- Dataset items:

....................

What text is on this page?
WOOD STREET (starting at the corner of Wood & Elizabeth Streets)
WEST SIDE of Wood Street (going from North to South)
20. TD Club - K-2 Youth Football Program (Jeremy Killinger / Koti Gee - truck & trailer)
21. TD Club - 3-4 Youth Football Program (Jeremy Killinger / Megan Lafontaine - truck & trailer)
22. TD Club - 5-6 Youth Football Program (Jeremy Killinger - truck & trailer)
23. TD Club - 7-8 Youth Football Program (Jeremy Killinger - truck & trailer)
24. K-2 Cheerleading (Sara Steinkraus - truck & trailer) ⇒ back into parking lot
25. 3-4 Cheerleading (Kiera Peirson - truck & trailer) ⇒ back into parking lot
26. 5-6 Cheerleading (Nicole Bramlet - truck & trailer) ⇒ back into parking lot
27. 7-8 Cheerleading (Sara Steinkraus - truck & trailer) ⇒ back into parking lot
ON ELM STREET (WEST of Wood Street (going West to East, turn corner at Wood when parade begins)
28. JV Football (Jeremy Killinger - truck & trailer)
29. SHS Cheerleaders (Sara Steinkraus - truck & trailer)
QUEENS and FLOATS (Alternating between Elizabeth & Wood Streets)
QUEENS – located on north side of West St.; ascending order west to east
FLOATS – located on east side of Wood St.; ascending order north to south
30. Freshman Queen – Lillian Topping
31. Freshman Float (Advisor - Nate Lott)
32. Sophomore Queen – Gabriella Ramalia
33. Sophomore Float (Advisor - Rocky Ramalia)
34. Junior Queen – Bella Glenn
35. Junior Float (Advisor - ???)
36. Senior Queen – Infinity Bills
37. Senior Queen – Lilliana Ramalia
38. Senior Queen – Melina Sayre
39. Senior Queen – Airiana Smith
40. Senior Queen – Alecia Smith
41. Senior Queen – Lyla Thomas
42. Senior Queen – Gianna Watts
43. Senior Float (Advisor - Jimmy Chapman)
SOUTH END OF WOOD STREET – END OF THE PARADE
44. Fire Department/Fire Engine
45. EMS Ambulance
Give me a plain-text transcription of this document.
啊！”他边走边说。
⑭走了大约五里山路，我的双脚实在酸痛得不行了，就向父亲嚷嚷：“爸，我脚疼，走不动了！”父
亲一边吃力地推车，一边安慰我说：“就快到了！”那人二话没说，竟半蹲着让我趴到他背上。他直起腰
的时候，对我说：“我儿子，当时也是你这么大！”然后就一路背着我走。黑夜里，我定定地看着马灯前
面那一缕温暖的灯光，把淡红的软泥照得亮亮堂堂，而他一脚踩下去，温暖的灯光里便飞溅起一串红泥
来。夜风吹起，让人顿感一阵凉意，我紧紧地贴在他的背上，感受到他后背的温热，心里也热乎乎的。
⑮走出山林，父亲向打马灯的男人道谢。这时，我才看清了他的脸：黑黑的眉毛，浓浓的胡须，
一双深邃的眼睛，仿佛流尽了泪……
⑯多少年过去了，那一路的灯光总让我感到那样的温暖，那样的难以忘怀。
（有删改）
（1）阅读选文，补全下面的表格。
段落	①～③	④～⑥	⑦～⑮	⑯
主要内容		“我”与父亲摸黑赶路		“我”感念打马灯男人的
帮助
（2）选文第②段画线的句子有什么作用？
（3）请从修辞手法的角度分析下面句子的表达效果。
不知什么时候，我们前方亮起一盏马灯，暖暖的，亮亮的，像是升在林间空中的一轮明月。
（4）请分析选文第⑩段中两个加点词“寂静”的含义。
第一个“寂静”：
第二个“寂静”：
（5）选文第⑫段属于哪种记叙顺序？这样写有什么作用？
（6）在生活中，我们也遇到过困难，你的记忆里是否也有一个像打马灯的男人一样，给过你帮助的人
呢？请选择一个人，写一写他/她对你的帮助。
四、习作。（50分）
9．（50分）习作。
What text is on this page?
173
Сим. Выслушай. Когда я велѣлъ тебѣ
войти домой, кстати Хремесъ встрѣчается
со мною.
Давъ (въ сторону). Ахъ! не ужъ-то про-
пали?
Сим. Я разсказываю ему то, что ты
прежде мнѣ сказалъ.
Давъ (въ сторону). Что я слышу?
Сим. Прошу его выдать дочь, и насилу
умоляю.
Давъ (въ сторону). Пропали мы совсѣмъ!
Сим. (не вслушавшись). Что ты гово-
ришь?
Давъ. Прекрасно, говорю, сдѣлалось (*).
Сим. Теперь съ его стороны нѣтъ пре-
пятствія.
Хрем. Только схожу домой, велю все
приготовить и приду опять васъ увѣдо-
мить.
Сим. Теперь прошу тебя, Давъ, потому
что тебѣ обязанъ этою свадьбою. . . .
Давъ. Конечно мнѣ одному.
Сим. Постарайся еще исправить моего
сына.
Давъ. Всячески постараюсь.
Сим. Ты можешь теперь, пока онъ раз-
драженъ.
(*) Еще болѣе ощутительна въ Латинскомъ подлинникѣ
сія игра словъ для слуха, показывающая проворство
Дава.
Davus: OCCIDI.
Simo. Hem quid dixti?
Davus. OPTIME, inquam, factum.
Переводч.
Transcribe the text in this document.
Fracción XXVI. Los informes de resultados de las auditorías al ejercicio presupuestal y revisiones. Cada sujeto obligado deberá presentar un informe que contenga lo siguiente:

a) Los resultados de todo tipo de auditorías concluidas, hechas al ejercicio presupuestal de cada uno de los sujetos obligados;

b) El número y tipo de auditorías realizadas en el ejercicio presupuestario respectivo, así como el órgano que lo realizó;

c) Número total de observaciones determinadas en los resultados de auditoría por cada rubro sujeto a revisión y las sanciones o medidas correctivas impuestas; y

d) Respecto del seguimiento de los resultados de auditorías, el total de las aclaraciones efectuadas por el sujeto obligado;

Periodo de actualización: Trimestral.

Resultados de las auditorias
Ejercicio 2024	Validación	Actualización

....................

- What you need to do:
Reproduce all of the records exactly.

- Answer for this exercise:
What text is on this page?
WOOD STREET (starting at the corner of Wood & Elizabeth Streets)
WEST SIDE of Wood Street (going from North to South)
20. TD Club - K-2 Youth Football Program (Jeremy Killinger / Koti Gee - truck & trailer)
21. TD Club - 3-4 Youth Football Program (Jeremy Killinger / Megan Lafontaine - truck & trailer)
22. TD Club - 5-6 Youth Football Program (Jeremy Killinger - truck & trailer)
23. TD Club - 7-8 Youth Football Program (Jeremy Killinger - truck & trailer)
24. K-2 Cheerleading (Sara Steinkraus - truck & trailer) ⇒ back into parking lot
25. 3-4 Cheerleading (Kiera Peirson - truck & trailer) ⇒ back into parking lot
26. 5-6 Cheerleading (Nicole Bramlet - truck & trailer) ⇒ back into parking lot
27. 7-8 Cheerleading (Sara Steinkraus - truck & trailer) ⇒ back into parking lot
ON ELM STREET (WEST of Wood Street (going West to East, turn corner at Wood when parade begins)
28. JV Football (Jeremy Killinger - truck & trailer)
29. SHS Cheerleaders (Sara Steinkraus - truck & trailer)
QUEENS and FLOATS (Alternating between Elizabeth & Wood Streets)
QUEENS – located on north side of West St.; ascending order west to east
FLOATS – located on east side of Wood St.; ascending order north to south
30. Freshman Queen – Lillian Topping
31. Freshman Float (Advisor - Nate Lott)
32. Sophomore Queen – Gabriella Ramalia
33. Sophomore Float (Advisor - Rocky Ramalia)
34. Junior Queen – Bella Glenn
35. Junior Float (Advisor - ???)
36. Senior Queen – Infinity Bills
37. Senior Queen – Lilliana Ramalia
38. Senior Queen – Melina Sayre
39. Senior Queen – Airiana Smith
40. Senior Queen – Alecia Smith
41. Senior Queen – Lyla Thomas
42. Senior Queen – Gianna Watts
43. Senior Float (Advisor - Jimmy Chapman)
SOUTH END OF WOOD STREET – END OF THE PARADE
44. Fire Department/Fire Engine
45. EMS Ambulance
Give me a plain-text transcription of this document.
啊！”他边走边说。
⑭走了大约五里山路，我的双脚实在酸痛得不行了，就向父亲嚷嚷：“爸，我脚疼，走不动了！”父
亲一边吃力地推车，一边安慰我说：“就快到了！”那人二话没说，竟半蹲着让我趴到他背上。他直起腰
的时候，对我说：“我儿子，当时也是你这么大！”然后就一路背着我走。黑夜里，我定定地看着马灯前
面那一缕温暖的灯光，把淡红的软泥照得亮亮堂堂，而他一脚踩下去，温暖的灯光里便飞溅起一串红泥
来。夜风吹起，让人顿感一阵凉意，我紧紧地贴在他的背上，感受到他后背的温热，心里也热乎乎的。
⑮走出山林，父亲向打马灯的男人道谢。这时，我才看清了他的脸：黑黑的眉毛，浓浓的胡须，
一双深邃的眼睛，仿佛流尽了泪……
⑯多少年过去了，那一路的灯光总让我感到那样的温暖，那样的难以忘怀。
（有删改）
（1）阅读选文，补全下面的表格。
段落	①～③	④～⑥	⑦～⑮	⑯
主要内容		“我”与父亲摸黑赶路		“我”感念打马灯男人的
帮助
（2）选文第②段画线的句子有什么作用？
（3）请从修辞手法的角度分析下面句子的表达效果。
不知什么时候，我们前方亮起一盏马灯，暖暖的，亮亮的，像是升在林间空中的一轮明月。
（4）请分析选文第⑩段中两个加点词“寂静”的含义。
第一个“寂静”：
第二个“寂静”：
（5）选文第⑫段属于哪种记叙顺序？这样写有什么作用？
（6）在生活中，我们也遇到过困难，你的记忆里是否也有一个像打马灯的男人一样，给过你帮助的人
呢？请选择一个人，写一写他/她对你的帮助。
四、习作。（50分）
9．（50分）习作。
What text is on this page?
173
Сим. Выслушай. Когда я велѣлъ тебѣ
войти домой, кстати Хремесъ встрѣчается
со мною.
Давъ (въ сторону). Ахъ! не ужъ-то про-
пали?
Сим. Я разсказываю ему то, что ты
прежде мнѣ сказалъ.
Давъ (въ сторону). Что я слышу?
Сим. Прошу его выдать дочь, и насилу
умоляю.
Давъ (въ сторону). Пропали мы совсѣмъ!
Сим. (не вслушавшись). Что ты гово-
ришь?
Давъ. Прекрасно, говорю, сдѣлалось (*).
Сим. Теперь съ его стороны нѣтъ пре-
пятствія.
Хрем. Только схожу домой, велю все
приготовить и приду опять васъ увѣдо-
мить.
Сим. Теперь прошу тебя, Давъ, потому
что тебѣ обязанъ этою свадьбою. . . .
Давъ. Конечно мнѣ одному.
Сим. Постарайся еще исправить моего
сына.
Давъ. Всячески постараюсь.
Сим. Ты можешь теперь, пока онъ раз-
драженъ.
(*) Еще болѣе ощутительна въ Латинскомъ подлинникѣ
сія игра словъ для слуха, показывающая проворство
Дава.
Davus: OCCIDI.
Simo. Hem quid dixti?
Davus. OPTIME, inquam, factum.
Переводч.
Transcribe the text in this document.
Fracción XXVI. Los informes de resultados de las auditorías al ejercicio presupuestal y revisiones. Cada sujeto obligado deberá presentar un informe que contenga lo siguiente:

a) Los resultados de todo tipo de auditorías concluidas, hechas al ejercicio presupuestal de cada uno de los sujetos obligados;

b) El número y tipo de auditorías realizadas en el ejercicio presupuestario respectivo, así como el órgano que lo realizó;

c) Número total de observaciones determinadas en los resultados de auditoría por cada rubro sujeto a revisión y las sanciones o medidas correctivas impuestas; y

d) Respecto del seguimiento de los resultados de auditorías, el total de las aclaraciones efectuadas por el sujeto obligado;

Periodo de actualización: Trimestral.

Resultados de las auditorias
Ejercicio 2024	Validación	Actualización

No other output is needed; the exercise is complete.